(Goal):
Answer these questions about the comment below on college and on-the-job training:
1. For whom does the comment say Zoho's recruitment plan works well?
2. What correlation does the meta data analysis find between where someone went to school and how well they perform on the job?
3. What does the comment call the best thing you can do before hiring someone?

** begin Page excerpt **

The thing with articles about this is that they seem to miss a few things:
1) Formal credentials don't exist in a vacuum. They're meant to signal that you've done something.
2) OTJ training will be very effective for teaching someone the job. In fact there was a time when it was expected that college grads would get OTJ training. With that said, OTJ may not teach fundamentals applicable to many different jobs.
3) The argument of vocational training applies even earlier than college. I'd argue that starting at age 14 it would yield practical results for the company. But I think its even less of a good idea for the student at that age. And note, although you earn a lot less money in college, there's something about college that multiplies the value of a dollar.
4) I'd argue that unless you're starting your own company, the ages from 17-21 are more enjoyable and reap greater benefit at most colleges than working. Unless you truly dislike school or have a great idea, I'd put off working (and honestly, even if you had a great idea -- it's probably better working on that while in school, rather than employed).
In summary, I think Zoho's recruitment plan works well for the company, but less well for a fairly large class of students.
While this is an anecdotal take on the whole topic of selection, there is research out there that supports this (sort of).
Meta data analysis from thousands of studies shows that there is essentially 0 correlation between where someone went to school (or their GPA) and how well they perform on the job once hired. See https://skitch.com/andyparkinson/reqfj/emotional-intelligenc... for a table of methods of selection and their respective validities.
As you can see, the best thing you can do pre-hire is to have someone complete a work-simulation. If you're hiring a mechanic to fix transmissions, give them a broken transmission and a set time period to fix it. If you're hiring a rails developer, give them a small project that takes a few hours to do and see what happens. It is amazing how much you'll learn about that person in those few hours. You'll see how he codes, communicates, etc. The more you can try before you commit the better.

** end Page excerpt **
** begin Supplied data **

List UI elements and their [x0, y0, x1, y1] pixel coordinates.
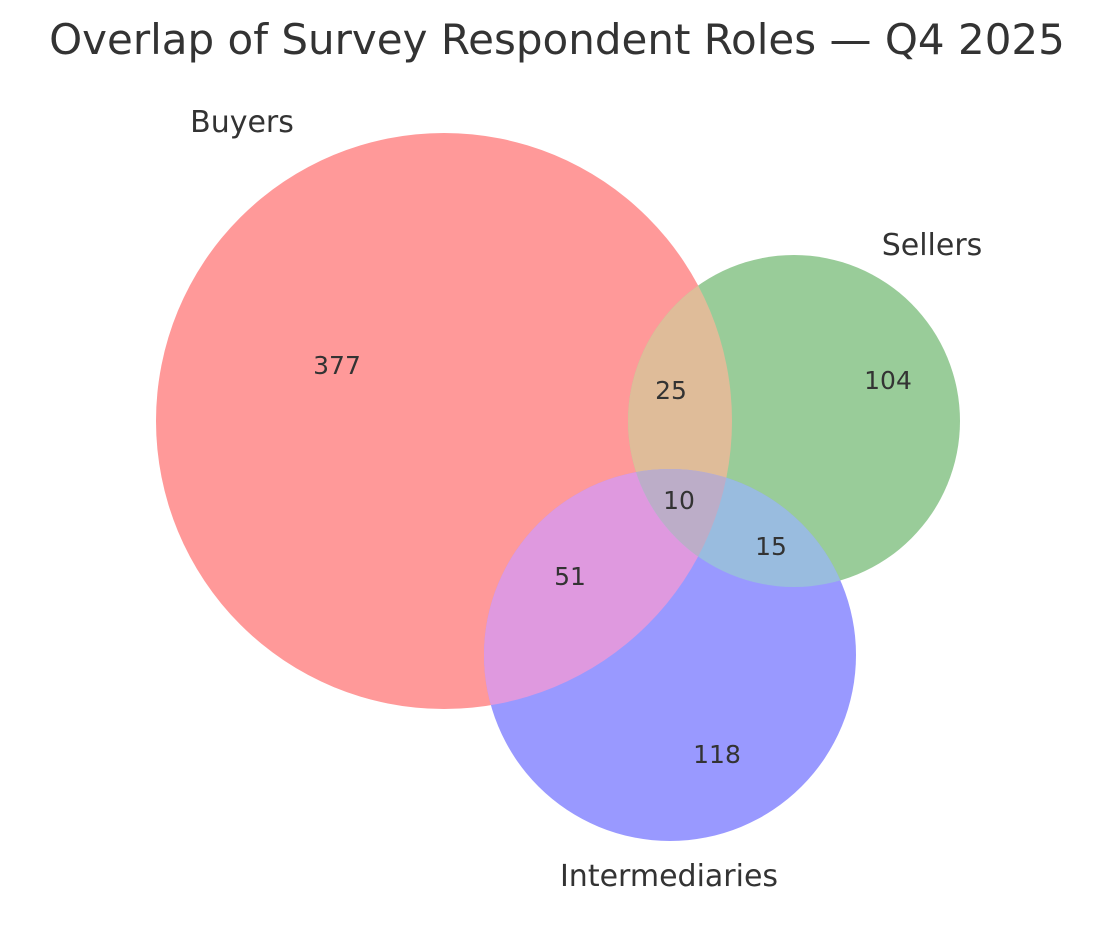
- sellers-label: Sellers: [882, 228, 983, 263]
- buyers-sellers-count: 25: [655, 376, 687, 405]
- sellers-intermediaries-overlap: [628, 469, 856, 587]
- buyers-label: Buyers: [190, 105, 294, 140]
- buyers-intermediaries-count: 51: [554, 562, 586, 591]
- chart-title: Overlap of Survey Respondent Roles — Q4 …: [49, 15, 1065, 64]
- all-three-count: 10: [663, 486, 695, 515]
- sellers-only-count: 104: [864, 366, 912, 395]
- buyers-only-count: 377: [313, 351, 361, 380]
- sellers-intermediaries-count: 15: [755, 532, 787, 561]
- intermediaries-only-count: 118: [693, 740, 741, 769]
- intermediaries-label: Intermediaries: [560, 859, 778, 894]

** end Supplied data **

(Written answer):
1. The company.
2. Essentially 0 correlation.
3. Have the person complete a work-simulation.